> _Что сделать_:
A) Объясните по отрывку о допросе, почему рассказчик взялся писать, пока следователя не было. Хватит одного-трех предложений.
B) Кто, согласно отрывку о допросе, сел на место следователя, когда тот оделся и вышел?
C) Продолжите отрывок о допросе с того места, где он заканчивается.

> _Фрагмент текста_:
Я молча пожал плечами и равнодушно смотрел на него.

— Вижу, что придется лишить вас передач. Итак, передачи вы не получите.

Я молчал. Он собрал листы протокола в портфель и достал новые пустые бланки.

— Вы изложите вашу точку зрения на постройку в Мурманске утилизационного завода, как смотрите на его оборудование и работу в дальнейшем. Я скоро вернусь; к моему возвращению освещение вопроса должно быть закончено.

Он оделся и вышел: молчаливый помощник, избегая смотреть мне в глаза, занял его место.

Я писал, потому что это занимало мои мысли, убивало время и никому не могло принести вреда. Я вскоре убедился, что следователи, и этот и другие, ничего не понимали в технических вопросах, того, что я писал, никогда не читали. Видимо, это входило в программу следствия. Отдельные фразы включались затем в протокол без особого смысла, но для придания серьезности.

> _Строки_:
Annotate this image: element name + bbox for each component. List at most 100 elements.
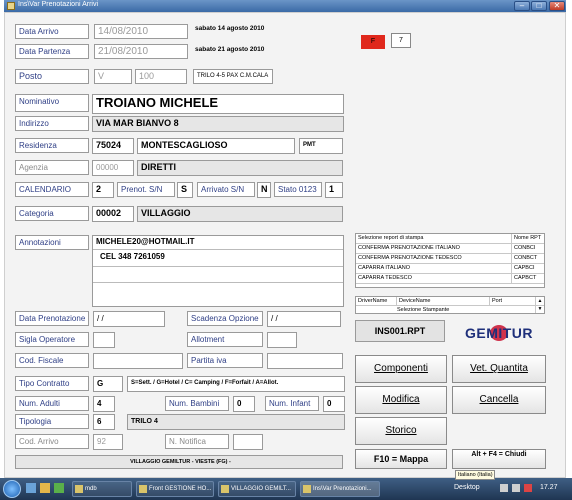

> _Ответы_:
A) Рассказчик писал, потому что это занимало его мысли, убивало время и никому не могло принести вреда.

B) Молчаливый помощник.

C)
Следователь вернулся часа через три-четыре. Посмотрел на меня и, убедившись, что я достаточно устал, — был уже вечер, и я третьи сутки ничего не ел, а по его предположению должен был и не спать, — видимо, решив, что я достаточно «подготовлен», перешел к «делу». Издалека, обиняками, намекая на «сознания» других подследственных, он наконец поставил вопрос о том, сочту ли я вредительством такой факт, как закупка за границей судна дороже его стоимости, которое оказалось, кроме того, не соответствующим цели, для которой предназначалось.

— Можно узнать, какое судно? Когда куплено? Откуда видно, что за него было переплачено? В чем выразилась его негодность? Вы понимаете прекрасно, что отвечать на такой вопрос, не имея данных, невозможно.

— Я ставлю вопрос в «принципиальной плоскости» и не советую вам уклоняться от ответа.

— Если вы хотите стоять, как вы говорите, в принципиальной плоскости, я могу и без данного примера определить, что разумею под вредительством, хотя ваше разъяснение было бы, несомненно, полнее и ценнее.

— Ну-с, я слушаю.

— Под вредительством разумеют теперь, насколько я знаю, такие действия советского гражданина, которые сознательно и тайно направлены к тому, чтобы принести вред советскому государству. То же действие, совершенное без преднамеренности, будет не вредительством, а ошибкой.

— Правильно.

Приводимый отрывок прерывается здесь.